- [REQUEST] Write the records below out in full, character for character, with no pictures.

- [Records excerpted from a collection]
################

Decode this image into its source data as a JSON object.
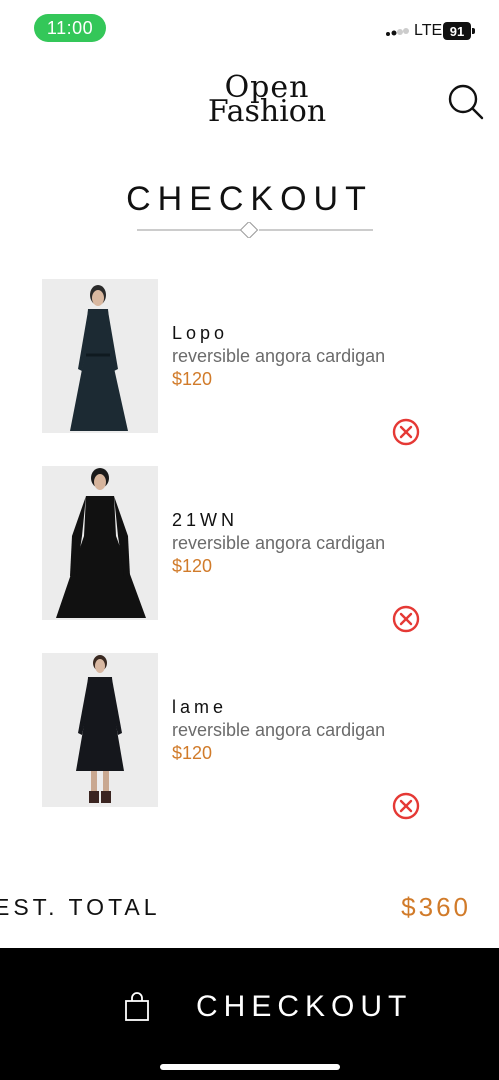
{
  "status_bar": {
    "time": "11:00",
    "network": "LTE",
    "battery": "91"
  },
  "header": {
    "logo_line1": "Open",
    "logo_line2": "Fashion"
  },
  "page_title": "CHECKOUT",
  "items": [
    {
      "brand": "Lopo",
      "description": "reversible angora cardigan",
      "price": "$120"
    },
    {
      "brand": "21WN",
      "description": "reversible angora cardigan",
      "price": "$120"
    },
    {
      "brand": "lame",
      "description": "reversible angora cardigan",
      "price": "$120"
    }
  ],
  "total": {
    "label": "EST. TOTAL",
    "value": "$360"
  },
  "footer": {
    "checkout_label": "CHECKOUT"
  },
  "colors": {
    "accent": "#d17b2a",
    "remove": "#e53935",
    "status_green": "#34c759"
  }
}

################

- [OUTPUT OF THE TASK]
Decode this image into its source data as a JSON object.
{
  "status_bar": {
    "time": "11:00",
    "network": "LTE",
    "battery": "91"
  },
  "header": {
    "logo_line1": "Open",
    "logo_line2": "Fashion"
  },
  "page_title": "CHECKOUT",
  "items": [
    {
      "brand": "Lopo",
      "description": "reversible angora cardigan",
      "price": "$120"
    },
    {
      "brand": "21WN",
      "description": "reversible angora cardigan",
      "price": "$120"
    },
    {
      "brand": "lame",
      "description": "reversible angora cardigan",
      "price": "$120"
    }
  ],
  "total": {
    "label": "EST. TOTAL",
    "value": "$360"
  },
  "footer": {
    "checkout_label": "CHECKOUT"
  },
  "colors": {
    "accent": "#d17b2a",
    "remove": "#e53935",
    "status_green": "#34c759"
  }
}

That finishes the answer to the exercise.